▶ _TASK INSTRUCTIONS_: Skip the images and return the records below exactly.

▶ _RECORDS FOR THE EXERCISE_:

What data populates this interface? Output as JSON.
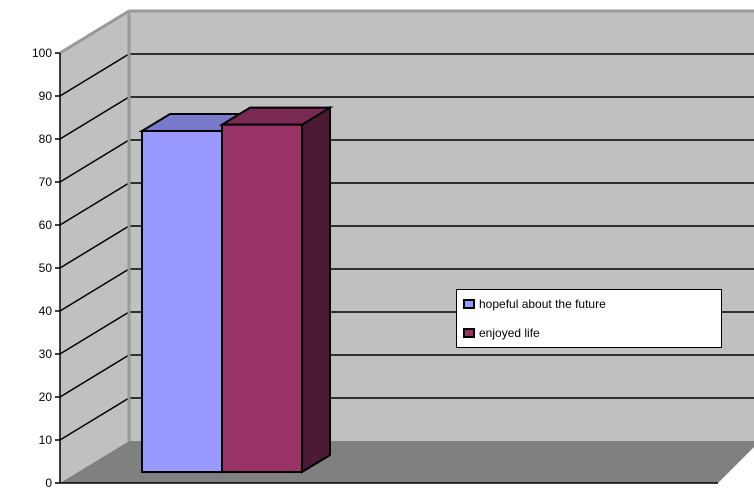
{
  "chart_data": {
    "type": "bar",
    "categories": [
      ""
    ],
    "series": [
      {
        "name": "hopeful about the future",
        "values": [
          81
        ],
        "color": "#9999ff"
      },
      {
        "name": "enjoyed life",
        "values": [
          82.5
        ],
        "color": "#993366"
      }
    ],
    "ylim": [
      0,
      100
    ],
    "yticks": [
      "0",
      "10",
      "20",
      "30",
      "40",
      "50",
      "60",
      "70",
      "80",
      "90",
      "100"
    ],
    "grid": true,
    "legend_position": "right",
    "colors": {
      "wall": "#c0c0c0",
      "floor": "#808080",
      "gridline": "#000000"
    }
  }
}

▶ _SOLUTION FOR THIS TASK_:
What data populates this interface? Output as JSON.
{
  "chart_data": {
    "type": "bar",
    "categories": [
      ""
    ],
    "series": [
      {
        "name": "hopeful about the future",
        "values": [
          81
        ],
        "color": "#9999ff"
      },
      {
        "name": "enjoyed life",
        "values": [
          82.5
        ],
        "color": "#993366"
      }
    ],
    "ylim": [
      0,
      100
    ],
    "yticks": [
      "0",
      "10",
      "20",
      "30",
      "40",
      "50",
      "60",
      "70",
      "80",
      "90",
      "100"
    ],
    "grid": true,
    "legend_position": "right",
    "colors": {
      "wall": "#c0c0c0",
      "floor": "#808080",
      "gridline": "#000000"
    }
  }
}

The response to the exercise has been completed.